Start of DATASET ROWS

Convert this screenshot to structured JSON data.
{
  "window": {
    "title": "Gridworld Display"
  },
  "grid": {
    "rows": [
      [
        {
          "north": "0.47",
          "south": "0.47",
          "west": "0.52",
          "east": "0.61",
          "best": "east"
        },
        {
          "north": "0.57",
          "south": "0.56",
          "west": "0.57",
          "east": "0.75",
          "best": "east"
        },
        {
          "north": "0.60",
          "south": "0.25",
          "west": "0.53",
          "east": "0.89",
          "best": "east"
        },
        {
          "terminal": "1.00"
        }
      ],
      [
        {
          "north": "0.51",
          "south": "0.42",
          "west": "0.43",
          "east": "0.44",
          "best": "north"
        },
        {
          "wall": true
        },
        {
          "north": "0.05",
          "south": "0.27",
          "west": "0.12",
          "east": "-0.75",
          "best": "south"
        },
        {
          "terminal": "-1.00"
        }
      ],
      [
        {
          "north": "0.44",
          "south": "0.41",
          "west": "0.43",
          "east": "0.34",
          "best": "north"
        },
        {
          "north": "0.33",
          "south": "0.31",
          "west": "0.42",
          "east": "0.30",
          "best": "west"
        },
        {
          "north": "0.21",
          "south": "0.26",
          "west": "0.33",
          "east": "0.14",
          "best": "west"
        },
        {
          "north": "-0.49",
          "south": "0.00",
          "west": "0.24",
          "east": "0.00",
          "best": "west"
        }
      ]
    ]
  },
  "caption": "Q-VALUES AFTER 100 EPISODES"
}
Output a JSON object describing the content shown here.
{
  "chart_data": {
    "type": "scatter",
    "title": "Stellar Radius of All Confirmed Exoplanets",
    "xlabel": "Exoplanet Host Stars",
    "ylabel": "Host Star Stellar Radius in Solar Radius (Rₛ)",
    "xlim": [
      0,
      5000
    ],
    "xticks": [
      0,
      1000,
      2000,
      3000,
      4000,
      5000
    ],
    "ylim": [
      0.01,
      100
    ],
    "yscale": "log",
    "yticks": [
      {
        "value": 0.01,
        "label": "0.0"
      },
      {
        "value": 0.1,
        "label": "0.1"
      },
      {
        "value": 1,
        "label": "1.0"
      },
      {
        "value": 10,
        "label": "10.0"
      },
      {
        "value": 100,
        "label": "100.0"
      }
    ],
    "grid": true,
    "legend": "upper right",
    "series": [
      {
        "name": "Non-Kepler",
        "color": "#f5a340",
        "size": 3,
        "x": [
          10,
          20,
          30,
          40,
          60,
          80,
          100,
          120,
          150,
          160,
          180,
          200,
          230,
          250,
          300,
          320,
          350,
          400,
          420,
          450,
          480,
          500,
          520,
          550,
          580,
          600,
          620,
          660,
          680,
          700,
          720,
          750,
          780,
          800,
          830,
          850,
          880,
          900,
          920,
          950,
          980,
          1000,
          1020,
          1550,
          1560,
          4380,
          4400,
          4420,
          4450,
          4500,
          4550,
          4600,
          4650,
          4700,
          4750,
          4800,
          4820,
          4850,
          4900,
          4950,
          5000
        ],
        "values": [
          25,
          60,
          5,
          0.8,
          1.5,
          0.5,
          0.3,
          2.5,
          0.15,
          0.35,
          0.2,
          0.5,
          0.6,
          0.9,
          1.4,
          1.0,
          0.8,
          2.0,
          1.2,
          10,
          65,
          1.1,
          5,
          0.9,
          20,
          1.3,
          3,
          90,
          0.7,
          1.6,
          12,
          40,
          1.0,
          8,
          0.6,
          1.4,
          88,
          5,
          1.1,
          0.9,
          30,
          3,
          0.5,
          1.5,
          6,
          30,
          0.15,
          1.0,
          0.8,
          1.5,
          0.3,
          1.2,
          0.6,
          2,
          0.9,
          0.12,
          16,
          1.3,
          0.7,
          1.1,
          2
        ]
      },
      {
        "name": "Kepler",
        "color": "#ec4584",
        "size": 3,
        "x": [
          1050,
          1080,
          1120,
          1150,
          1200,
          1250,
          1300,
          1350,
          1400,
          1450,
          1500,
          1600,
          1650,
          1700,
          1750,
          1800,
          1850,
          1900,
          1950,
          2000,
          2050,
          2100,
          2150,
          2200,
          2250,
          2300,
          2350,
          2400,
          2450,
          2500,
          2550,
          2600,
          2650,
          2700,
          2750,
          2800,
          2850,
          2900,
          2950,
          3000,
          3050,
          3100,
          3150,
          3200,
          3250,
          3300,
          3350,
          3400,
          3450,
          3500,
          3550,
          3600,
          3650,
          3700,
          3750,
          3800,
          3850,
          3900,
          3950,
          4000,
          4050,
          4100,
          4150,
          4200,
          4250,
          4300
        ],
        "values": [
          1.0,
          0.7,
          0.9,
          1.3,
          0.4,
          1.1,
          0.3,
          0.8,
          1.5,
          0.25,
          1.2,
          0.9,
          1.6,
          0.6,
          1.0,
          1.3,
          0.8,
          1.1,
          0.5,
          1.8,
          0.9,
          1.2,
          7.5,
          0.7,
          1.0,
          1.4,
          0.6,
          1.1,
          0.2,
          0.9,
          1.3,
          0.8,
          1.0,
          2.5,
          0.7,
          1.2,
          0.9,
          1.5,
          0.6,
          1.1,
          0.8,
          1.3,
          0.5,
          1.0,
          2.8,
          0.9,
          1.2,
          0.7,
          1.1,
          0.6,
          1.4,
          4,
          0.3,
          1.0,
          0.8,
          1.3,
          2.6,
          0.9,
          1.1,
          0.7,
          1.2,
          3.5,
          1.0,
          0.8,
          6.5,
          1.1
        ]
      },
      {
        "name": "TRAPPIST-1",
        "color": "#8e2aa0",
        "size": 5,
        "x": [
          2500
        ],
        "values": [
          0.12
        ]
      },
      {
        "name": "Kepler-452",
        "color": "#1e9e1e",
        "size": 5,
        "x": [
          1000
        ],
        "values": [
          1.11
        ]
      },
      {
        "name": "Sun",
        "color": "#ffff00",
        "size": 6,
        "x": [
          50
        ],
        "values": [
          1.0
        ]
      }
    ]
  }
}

End of DATASET ROWS

INSTRUCTIONS FOR THE TASK: Repeat the data above, word for word.

ANSWER TO THIS PROBLEM:
Convert this screenshot to structured JSON data.
{
  "window": {
    "title": "Gridworld Display"
  },
  "grid": {
    "rows": [
      [
        {
          "north": "0.47",
          "south": "0.47",
          "west": "0.52",
          "east": "0.61",
          "best": "east"
        },
        {
          "north": "0.57",
          "south": "0.56",
          "west": "0.57",
          "east": "0.75",
          "best": "east"
        },
        {
          "north": "0.60",
          "south": "0.25",
          "west": "0.53",
          "east": "0.89",
          "best": "east"
        },
        {
          "terminal": "1.00"
        }
      ],
      [
        {
          "north": "0.51",
          "south": "0.42",
          "west": "0.43",
          "east": "0.44",
          "best": "north"
        },
        {
          "wall": true
        },
        {
          "north": "0.05",
          "south": "0.27",
          "west": "0.12",
          "east": "-0.75",
          "best": "south"
        },
        {
          "terminal": "-1.00"
        }
      ],
      [
        {
          "north": "0.44",
          "south": "0.41",
          "west": "0.43",
          "east": "0.34",
          "best": "north"
        },
        {
          "north": "0.33",
          "south": "0.31",
          "west": "0.42",
          "east": "0.30",
          "best": "west"
        },
        {
          "north": "0.21",
          "south": "0.26",
          "west": "0.33",
          "east": "0.14",
          "best": "west"
        },
        {
          "north": "-0.49",
          "south": "0.00",
          "west": "0.24",
          "east": "0.00",
          "best": "west"
        }
      ]
    ]
  },
  "caption": "Q-VALUES AFTER 100 EPISODES"
}
Output a JSON object describing the content shown here.
{
  "chart_data": {
    "type": "scatter",
    "title": "Stellar Radius of All Confirmed Exoplanets",
    "xlabel": "Exoplanet Host Stars",
    "ylabel": "Host Star Stellar Radius in Solar Radius (Rₛ)",
    "xlim": [
      0,
      5000
    ],
    "xticks": [
      0,
      1000,
      2000,
      3000,
      4000,
      5000
    ],
    "ylim": [
      0.01,
      100
    ],
    "yscale": "log",
    "yticks": [
      {
        "value": 0.01,
        "label": "0.0"
      },
      {
        "value": 0.1,
        "label": "0.1"
      },
      {
        "value": 1,
        "label": "1.0"
      },
      {
        "value": 10,
        "label": "10.0"
      },
      {
        "value": 100,
        "label": "100.0"
      }
    ],
    "grid": true,
    "legend": "upper right",
    "series": [
      {
        "name": "Non-Kepler",
        "color": "#f5a340",
        "size": 3,
        "x": [
          10,
          20,
          30,
          40,
          60,
          80,
          100,
          120,
          150,
          160,
          180,
          200,
          230,
          250,
          300,
          320,
          350,
          400,
          420,
          450,
          480,
          500,
          520,
          550,
          580,
          600,
          620,
          660,
          680,
          700,
          720,
          750,
          780,
          800,
          830,
          850,
          880,
          900,
          920,
          950,
          980,
          1000,
          1020,
          1550,
          1560,
          4380,
          4400,
          4420,
          4450,
          4500,
          4550,
          4600,
          4650,
          4700,
          4750,
          4800,
          4820,
          4850,
          4900,
          4950,
          5000
        ],
        "values": [
          25,
          60,
          5,
          0.8,
          1.5,
          0.5,
          0.3,
          2.5,
          0.15,
          0.35,
          0.2,
          0.5,
          0.6,
          0.9,
          1.4,
          1.0,
          0.8,
          2.0,
          1.2,
          10,
          65,
          1.1,
          5,
          0.9,
          20,
          1.3,
          3,
          90,
          0.7,
          1.6,
          12,
          40,
          1.0,
          8,
          0.6,
          1.4,
          88,
          5,
          1.1,
          0.9,
          30,
          3,
          0.5,
          1.5,
          6,
          30,
          0.15,
          1.0,
          0.8,
          1.5,
          0.3,
          1.2,
          0.6,
          2,
          0.9,
          0.12,
          16,
          1.3,
          0.7,
          1.1,
          2
        ]
      },
      {
        "name": "Kepler",
        "color": "#ec4584",
        "size": 3,
        "x": [
          1050,
          1080,
          1120,
          1150,
          1200,
          1250,
          1300,
          1350,
          1400,
          1450,
          1500,
          1600,
          1650,
          1700,
          1750,
          1800,
          1850,
          1900,
          1950,
          2000,
          2050,
          2100,
          2150,
          2200,
          2250,
          2300,
          2350,
          2400,
          2450,
          2500,
          2550,
          2600,
          2650,
          2700,
          2750,
          2800,
          2850,
          2900,
          2950,
          3000,
          3050,
          3100,
          3150,
          3200,
          3250,
          3300,
          3350,
          3400,
          3450,
          3500,
          3550,
          3600,
          3650,
          3700,
          3750,
          3800,
          3850,
          3900,
          3950,
          4000,
          4050,
          4100,
          4150,
          4200,
          4250,
          4300
        ],
        "values": [
          1.0,
          0.7,
          0.9,
          1.3,
          0.4,
          1.1,
          0.3,
          0.8,
          1.5,
          0.25,
          1.2,
          0.9,
          1.6,
          0.6,
          1.0,
          1.3,
          0.8,
          1.1,
          0.5,
          1.8,
          0.9,
          1.2,
          7.5,
          0.7,
          1.0,
          1.4,
          0.6,
          1.1,
          0.2,
          0.9,
          1.3,
          0.8,
          1.0,
          2.5,
          0.7,
          1.2,
          0.9,
          1.5,
          0.6,
          1.1,
          0.8,
          1.3,
          0.5,
          1.0,
          2.8,
          0.9,
          1.2,
          0.7,
          1.1,
          0.6,
          1.4,
          4,
          0.3,
          1.0,
          0.8,
          1.3,
          2.6,
          0.9,
          1.1,
          0.7,
          1.2,
          3.5,
          1.0,
          0.8,
          6.5,
          1.1
        ]
      },
      {
        "name": "TRAPPIST-1",
        "color": "#8e2aa0",
        "size": 5,
        "x": [
          2500
        ],
        "values": [
          0.12
        ]
      },
      {
        "name": "Kepler-452",
        "color": "#1e9e1e",
        "size": 5,
        "x": [
          1000
        ],
        "values": [
          1.11
        ]
      },
      {
        "name": "Sun",
        "color": "#ffff00",
        "size": 6,
        "x": [
          50
        ],
        "values": [
          1.0
        ]
      }
    ]
  }
}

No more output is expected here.